GIVEN TASK: Copy the lines of the material below word for word, starting at the line that contains "y-tick-label: 0 [55, 453, 67, 473]" and ending at the line that contains "x-tick-label: −0.6 [154, 467, 198, 487]", with both of those lines included.

Annotated element listings:
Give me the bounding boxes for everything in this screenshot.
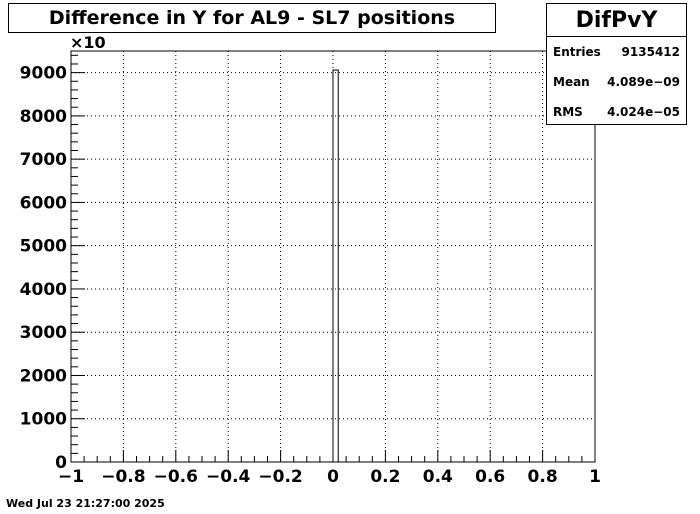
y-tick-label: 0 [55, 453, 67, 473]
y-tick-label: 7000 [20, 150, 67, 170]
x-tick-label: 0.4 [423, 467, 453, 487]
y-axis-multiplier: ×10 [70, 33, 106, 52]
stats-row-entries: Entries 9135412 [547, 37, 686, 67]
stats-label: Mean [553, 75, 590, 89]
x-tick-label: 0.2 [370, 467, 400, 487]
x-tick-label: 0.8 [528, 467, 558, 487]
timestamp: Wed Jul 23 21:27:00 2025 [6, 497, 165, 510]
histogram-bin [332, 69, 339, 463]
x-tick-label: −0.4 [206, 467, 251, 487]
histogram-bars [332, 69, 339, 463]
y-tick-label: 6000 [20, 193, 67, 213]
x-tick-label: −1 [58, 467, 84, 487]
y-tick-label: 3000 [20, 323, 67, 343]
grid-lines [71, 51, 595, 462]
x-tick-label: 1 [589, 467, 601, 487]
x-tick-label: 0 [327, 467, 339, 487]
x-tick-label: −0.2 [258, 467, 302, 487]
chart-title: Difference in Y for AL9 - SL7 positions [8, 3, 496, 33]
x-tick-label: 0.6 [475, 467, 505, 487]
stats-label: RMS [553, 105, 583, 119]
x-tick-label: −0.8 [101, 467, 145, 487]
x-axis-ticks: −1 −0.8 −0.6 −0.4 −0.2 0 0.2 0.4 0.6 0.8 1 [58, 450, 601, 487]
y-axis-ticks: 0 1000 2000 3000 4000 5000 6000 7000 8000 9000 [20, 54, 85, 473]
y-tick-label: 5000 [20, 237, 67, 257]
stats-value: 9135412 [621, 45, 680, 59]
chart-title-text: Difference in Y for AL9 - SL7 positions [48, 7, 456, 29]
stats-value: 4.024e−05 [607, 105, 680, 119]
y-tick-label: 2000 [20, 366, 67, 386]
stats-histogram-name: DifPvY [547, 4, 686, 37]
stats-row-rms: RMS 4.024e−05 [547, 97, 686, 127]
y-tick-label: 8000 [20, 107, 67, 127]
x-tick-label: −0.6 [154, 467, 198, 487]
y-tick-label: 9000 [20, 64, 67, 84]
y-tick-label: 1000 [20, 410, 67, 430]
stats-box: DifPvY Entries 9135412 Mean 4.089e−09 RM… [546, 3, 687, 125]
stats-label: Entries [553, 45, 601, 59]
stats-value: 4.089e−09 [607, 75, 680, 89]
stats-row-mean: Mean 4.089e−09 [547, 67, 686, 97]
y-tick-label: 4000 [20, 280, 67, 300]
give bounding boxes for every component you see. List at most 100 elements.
--
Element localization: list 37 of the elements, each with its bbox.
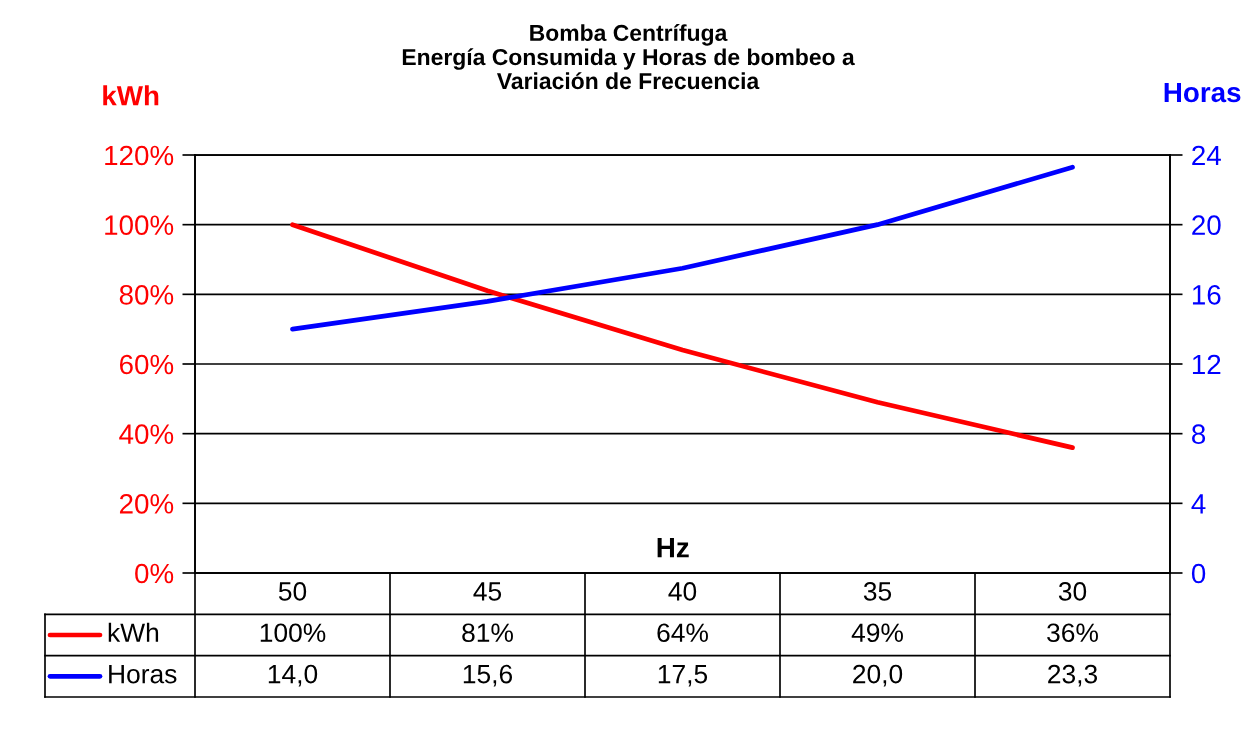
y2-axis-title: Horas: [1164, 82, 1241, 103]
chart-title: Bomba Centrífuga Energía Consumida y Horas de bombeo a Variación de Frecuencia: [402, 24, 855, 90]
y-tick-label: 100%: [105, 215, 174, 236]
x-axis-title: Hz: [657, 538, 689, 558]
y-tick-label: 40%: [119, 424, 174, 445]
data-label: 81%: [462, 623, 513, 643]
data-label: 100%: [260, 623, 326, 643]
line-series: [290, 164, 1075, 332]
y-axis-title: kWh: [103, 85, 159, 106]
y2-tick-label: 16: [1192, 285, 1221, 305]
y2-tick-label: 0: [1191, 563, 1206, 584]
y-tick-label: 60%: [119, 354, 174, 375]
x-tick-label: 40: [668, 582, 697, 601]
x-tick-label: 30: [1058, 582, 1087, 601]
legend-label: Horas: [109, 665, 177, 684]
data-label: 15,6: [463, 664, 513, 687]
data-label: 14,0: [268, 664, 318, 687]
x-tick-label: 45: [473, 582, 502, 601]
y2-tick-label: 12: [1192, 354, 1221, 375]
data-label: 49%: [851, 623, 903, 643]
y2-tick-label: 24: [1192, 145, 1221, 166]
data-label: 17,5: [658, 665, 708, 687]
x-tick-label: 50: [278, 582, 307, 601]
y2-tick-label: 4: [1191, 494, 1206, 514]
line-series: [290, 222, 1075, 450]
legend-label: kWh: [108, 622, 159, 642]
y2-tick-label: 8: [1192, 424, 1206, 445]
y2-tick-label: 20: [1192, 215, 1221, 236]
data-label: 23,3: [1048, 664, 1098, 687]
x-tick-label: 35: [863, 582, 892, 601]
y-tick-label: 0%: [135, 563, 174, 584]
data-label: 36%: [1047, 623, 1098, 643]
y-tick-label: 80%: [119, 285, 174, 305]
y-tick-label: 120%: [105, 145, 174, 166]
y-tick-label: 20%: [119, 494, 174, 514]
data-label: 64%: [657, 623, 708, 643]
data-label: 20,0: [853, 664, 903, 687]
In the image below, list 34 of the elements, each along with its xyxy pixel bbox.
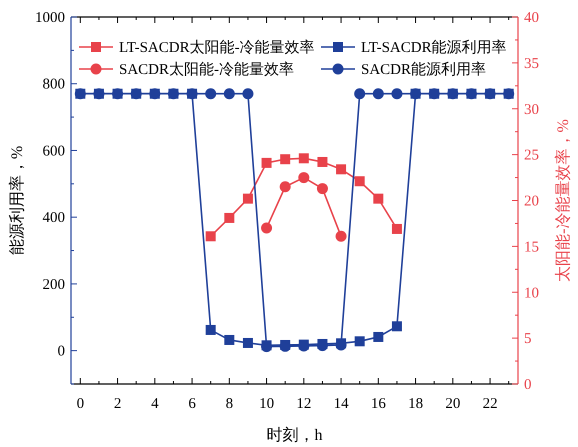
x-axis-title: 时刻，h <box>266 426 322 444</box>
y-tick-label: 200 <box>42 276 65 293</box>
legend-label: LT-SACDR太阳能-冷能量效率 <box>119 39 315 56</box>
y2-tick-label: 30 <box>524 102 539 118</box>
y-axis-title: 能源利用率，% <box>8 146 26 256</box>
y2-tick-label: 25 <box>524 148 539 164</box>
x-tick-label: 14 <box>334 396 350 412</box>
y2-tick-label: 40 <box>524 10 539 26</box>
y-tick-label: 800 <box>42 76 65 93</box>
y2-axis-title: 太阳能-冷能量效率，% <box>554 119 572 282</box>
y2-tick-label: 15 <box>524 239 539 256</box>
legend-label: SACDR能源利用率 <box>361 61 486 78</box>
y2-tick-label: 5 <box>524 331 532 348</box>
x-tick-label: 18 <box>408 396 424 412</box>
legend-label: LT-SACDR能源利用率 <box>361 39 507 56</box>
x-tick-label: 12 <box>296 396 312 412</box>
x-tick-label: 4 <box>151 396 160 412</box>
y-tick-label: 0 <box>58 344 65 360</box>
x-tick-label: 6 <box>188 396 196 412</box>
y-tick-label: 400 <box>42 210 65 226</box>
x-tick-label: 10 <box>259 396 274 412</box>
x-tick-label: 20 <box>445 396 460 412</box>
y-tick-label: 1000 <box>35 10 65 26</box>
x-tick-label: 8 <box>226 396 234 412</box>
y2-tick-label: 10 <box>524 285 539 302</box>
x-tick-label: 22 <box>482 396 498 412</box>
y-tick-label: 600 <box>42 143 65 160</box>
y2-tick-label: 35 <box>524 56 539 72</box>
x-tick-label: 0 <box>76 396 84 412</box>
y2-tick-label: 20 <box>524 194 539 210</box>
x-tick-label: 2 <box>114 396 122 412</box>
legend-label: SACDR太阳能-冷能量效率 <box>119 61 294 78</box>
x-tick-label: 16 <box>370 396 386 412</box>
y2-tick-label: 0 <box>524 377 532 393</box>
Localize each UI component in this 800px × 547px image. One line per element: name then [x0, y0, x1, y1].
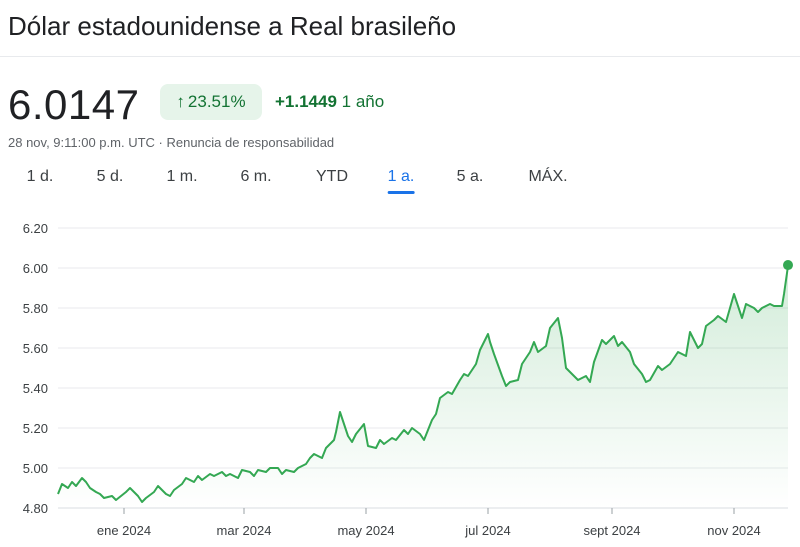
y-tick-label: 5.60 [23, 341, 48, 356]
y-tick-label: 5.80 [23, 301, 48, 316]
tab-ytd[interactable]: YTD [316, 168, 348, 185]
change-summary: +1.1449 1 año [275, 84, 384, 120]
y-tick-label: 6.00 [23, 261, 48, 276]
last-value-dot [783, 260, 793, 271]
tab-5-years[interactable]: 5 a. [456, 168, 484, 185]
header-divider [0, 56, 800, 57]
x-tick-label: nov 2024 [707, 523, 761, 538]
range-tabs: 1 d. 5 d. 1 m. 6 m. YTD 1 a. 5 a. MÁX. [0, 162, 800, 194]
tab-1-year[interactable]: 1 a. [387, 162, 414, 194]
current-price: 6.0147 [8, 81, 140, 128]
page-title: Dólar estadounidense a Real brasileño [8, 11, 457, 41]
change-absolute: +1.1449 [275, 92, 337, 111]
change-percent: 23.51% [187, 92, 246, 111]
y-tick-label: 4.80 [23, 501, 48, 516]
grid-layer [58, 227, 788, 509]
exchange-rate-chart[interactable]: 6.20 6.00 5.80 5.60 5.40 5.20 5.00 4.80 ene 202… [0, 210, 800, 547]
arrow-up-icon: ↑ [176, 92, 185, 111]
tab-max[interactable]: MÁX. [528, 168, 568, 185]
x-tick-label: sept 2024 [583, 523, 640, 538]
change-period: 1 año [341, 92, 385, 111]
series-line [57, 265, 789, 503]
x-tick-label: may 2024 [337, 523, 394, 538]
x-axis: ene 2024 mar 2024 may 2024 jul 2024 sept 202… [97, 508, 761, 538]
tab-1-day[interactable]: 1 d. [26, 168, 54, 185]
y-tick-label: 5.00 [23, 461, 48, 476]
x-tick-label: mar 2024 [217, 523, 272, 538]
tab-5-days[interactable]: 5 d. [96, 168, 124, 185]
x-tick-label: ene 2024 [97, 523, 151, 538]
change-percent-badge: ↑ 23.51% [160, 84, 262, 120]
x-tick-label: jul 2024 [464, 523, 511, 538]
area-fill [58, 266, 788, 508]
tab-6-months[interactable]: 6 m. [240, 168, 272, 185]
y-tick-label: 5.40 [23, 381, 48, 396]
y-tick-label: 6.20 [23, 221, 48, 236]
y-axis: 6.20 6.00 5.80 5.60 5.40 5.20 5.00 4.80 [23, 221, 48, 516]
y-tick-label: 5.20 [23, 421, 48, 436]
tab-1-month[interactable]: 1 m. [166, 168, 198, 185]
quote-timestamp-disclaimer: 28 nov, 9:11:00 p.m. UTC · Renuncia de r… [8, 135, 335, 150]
...
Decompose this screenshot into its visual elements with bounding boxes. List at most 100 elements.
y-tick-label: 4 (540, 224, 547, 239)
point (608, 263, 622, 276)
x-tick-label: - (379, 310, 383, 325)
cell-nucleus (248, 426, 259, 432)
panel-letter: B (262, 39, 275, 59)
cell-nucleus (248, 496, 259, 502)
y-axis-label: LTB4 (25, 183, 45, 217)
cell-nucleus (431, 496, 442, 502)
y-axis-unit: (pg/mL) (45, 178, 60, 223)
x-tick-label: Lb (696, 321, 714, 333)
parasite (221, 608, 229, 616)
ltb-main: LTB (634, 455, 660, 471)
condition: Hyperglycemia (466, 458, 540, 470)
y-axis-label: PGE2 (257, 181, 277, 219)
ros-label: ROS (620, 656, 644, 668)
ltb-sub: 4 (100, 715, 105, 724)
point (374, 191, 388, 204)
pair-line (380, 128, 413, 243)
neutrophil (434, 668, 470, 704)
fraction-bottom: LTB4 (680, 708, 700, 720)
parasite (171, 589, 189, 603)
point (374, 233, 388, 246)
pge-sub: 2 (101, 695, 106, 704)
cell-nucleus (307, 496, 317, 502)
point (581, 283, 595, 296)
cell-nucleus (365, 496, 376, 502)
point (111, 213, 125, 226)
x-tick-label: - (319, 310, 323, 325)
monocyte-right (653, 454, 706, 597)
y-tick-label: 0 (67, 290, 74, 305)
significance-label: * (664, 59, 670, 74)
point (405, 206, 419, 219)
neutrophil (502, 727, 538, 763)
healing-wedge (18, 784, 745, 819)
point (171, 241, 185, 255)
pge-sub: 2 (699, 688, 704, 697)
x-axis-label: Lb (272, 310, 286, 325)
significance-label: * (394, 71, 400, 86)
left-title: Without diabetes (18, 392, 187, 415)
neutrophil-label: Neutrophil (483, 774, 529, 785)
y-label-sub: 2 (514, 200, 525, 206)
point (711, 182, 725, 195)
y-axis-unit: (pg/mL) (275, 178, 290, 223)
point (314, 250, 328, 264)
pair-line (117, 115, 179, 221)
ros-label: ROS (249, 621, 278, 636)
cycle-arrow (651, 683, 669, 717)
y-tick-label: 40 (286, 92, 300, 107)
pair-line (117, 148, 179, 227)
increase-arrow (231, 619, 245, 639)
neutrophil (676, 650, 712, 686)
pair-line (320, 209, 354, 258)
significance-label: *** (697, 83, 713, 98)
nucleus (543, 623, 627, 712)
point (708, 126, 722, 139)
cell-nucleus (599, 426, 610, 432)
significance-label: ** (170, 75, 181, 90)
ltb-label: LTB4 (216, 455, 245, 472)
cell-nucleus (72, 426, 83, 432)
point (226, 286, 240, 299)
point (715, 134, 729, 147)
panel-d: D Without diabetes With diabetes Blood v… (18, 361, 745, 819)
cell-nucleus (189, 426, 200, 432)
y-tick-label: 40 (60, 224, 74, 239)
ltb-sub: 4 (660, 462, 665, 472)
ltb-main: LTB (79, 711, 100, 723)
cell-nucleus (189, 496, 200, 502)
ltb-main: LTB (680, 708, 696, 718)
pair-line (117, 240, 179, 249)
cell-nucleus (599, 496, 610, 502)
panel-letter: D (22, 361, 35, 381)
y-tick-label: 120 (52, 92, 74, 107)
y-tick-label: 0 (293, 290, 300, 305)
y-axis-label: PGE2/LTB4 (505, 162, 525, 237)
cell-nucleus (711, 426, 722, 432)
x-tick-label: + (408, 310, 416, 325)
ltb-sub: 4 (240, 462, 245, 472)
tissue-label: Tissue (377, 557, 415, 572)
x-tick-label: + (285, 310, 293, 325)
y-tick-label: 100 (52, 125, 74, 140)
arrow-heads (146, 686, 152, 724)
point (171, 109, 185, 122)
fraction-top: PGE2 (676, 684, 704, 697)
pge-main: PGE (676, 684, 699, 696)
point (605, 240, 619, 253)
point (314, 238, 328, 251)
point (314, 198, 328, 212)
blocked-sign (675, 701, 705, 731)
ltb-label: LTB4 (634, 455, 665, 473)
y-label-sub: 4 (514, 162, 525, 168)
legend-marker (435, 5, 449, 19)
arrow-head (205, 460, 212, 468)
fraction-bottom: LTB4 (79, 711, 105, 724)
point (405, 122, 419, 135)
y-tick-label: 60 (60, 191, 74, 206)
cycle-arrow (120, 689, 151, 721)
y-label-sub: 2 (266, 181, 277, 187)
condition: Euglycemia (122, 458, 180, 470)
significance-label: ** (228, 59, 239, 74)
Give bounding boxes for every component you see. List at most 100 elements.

ANSWER TO THIS PROBLEM:
y-tick-label: 0 [55, 453, 67, 473]
y-tick-label: 7000 [20, 150, 67, 170]
x-tick-label: 0.4 [423, 467, 453, 487]
y-axis-multiplier: ×10 [70, 33, 106, 52]
stats-row-entries: Entries 9135412 [547, 37, 686, 67]
stats-label: Mean [553, 75, 590, 89]
x-tick-label: 0.2 [370, 467, 400, 487]
x-tick-label: 0.8 [528, 467, 558, 487]
timestamp: Wed Jul 23 21:27:00 2025 [6, 497, 165, 510]
histogram-bin [332, 69, 339, 463]
x-tick-label: −0.4 [206, 467, 251, 487]
histogram-bars [332, 69, 339, 463]
y-tick-label: 6000 [20, 193, 67, 213]
x-tick-label: −1 [58, 467, 84, 487]
y-tick-label: 3000 [20, 323, 67, 343]
grid-lines [71, 51, 595, 462]
x-tick-label: 1 [589, 467, 601, 487]
x-tick-label: 0 [327, 467, 339, 487]
x-tick-label: −0.2 [258, 467, 302, 487]
chart-title: Difference in Y for AL9 - SL7 positions [8, 3, 496, 33]
x-tick-label: 0.6 [475, 467, 505, 487]
stats-label: RMS [553, 105, 583, 119]
x-tick-label: −0.8 [101, 467, 145, 487]
x-axis-ticks: −1 −0.8 −0.6 −0.4 −0.2 0 0.2 0.4 0.6 0.8 1 [58, 450, 601, 487]
y-axis-ticks: 0 1000 2000 3000 4000 5000 6000 7000 8000 9000 [20, 54, 85, 473]
y-tick-label: 5000 [20, 237, 67, 257]
stats-value: 9135412 [621, 45, 680, 59]
chart-title-text: Difference in Y for AL9 - SL7 positions [48, 7, 456, 29]
stats-value: 4.024e−05 [607, 105, 680, 119]
y-tick-label: 2000 [20, 366, 67, 386]
stats-histogram-name: DifPvY [547, 4, 686, 37]
stats-row-rms: RMS 4.024e−05 [547, 97, 686, 127]
y-tick-label: 8000 [20, 107, 67, 127]
x-tick-label: −0.6 [154, 467, 198, 487]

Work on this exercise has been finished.